Input material >>
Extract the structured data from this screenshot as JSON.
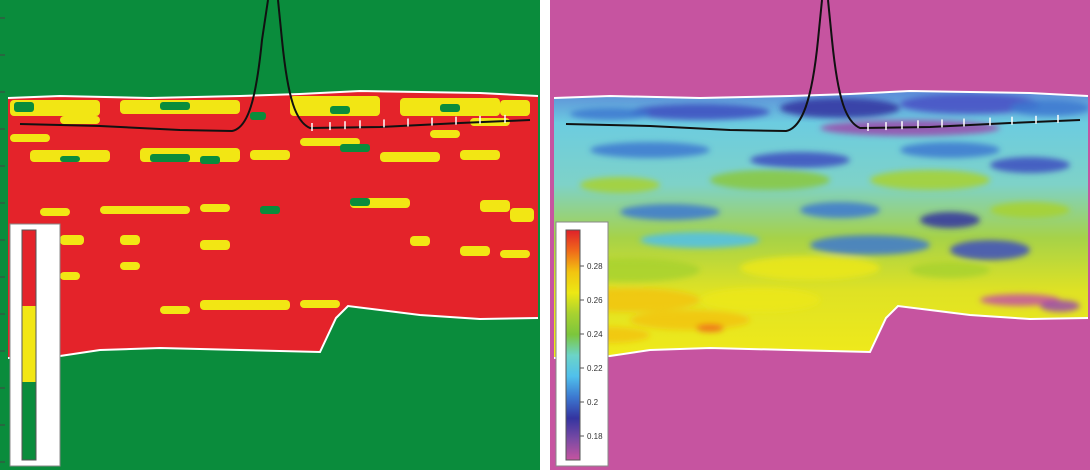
{
  "left_panel": {
    "colors": {
      "background": "#0a8c3c",
      "body": "#e4232a",
      "patch": "#f2e614",
      "outline": "#ffffff",
      "well": "#111111"
    },
    "legend": {
      "classes": [
        {
          "color": "#e4232a"
        },
        {
          "color": "#f2e614"
        },
        {
          "color": "#0a8c3c"
        }
      ]
    }
  },
  "right_panel": {
    "colors": {
      "background": "#c654a0",
      "outline": "#ffffff",
      "well": "#111111"
    },
    "colorbar": {
      "stops": [
        "#e0202a",
        "#f06a1a",
        "#f2c410",
        "#ece814",
        "#a8d230",
        "#7cc63c",
        "#6cd4c8",
        "#50c0ec",
        "#3c78d0",
        "#3434a0",
        "#7a4aa4",
        "#c654a0"
      ],
      "tick_labels": [
        "0.28",
        "0.26",
        "0.24",
        "0.22",
        "0.2",
        "0.18"
      ]
    }
  }
}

Stated exercise >>
Reproduce all entries exactly. Pictures do not belong in the copy.

Exercise output >>
Extract the structured data from this screenshot as JSON.
{
  "left_panel": {
    "colors": {
      "background": "#0a8c3c",
      "body": "#e4232a",
      "patch": "#f2e614",
      "outline": "#ffffff",
      "well": "#111111"
    },
    "legend": {
      "classes": [
        {
          "color": "#e4232a"
        },
        {
          "color": "#f2e614"
        },
        {
          "color": "#0a8c3c"
        }
      ]
    }
  },
  "right_panel": {
    "colors": {
      "background": "#c654a0",
      "outline": "#ffffff",
      "well": "#111111"
    },
    "colorbar": {
      "stops": [
        "#e0202a",
        "#f06a1a",
        "#f2c410",
        "#ece814",
        "#a8d230",
        "#7cc63c",
        "#6cd4c8",
        "#50c0ec",
        "#3c78d0",
        "#3434a0",
        "#7a4aa4",
        "#c654a0"
      ],
      "tick_labels": [
        "0.28",
        "0.26",
        "0.24",
        "0.22",
        "0.2",
        "0.18"
      ]
    }
  }
}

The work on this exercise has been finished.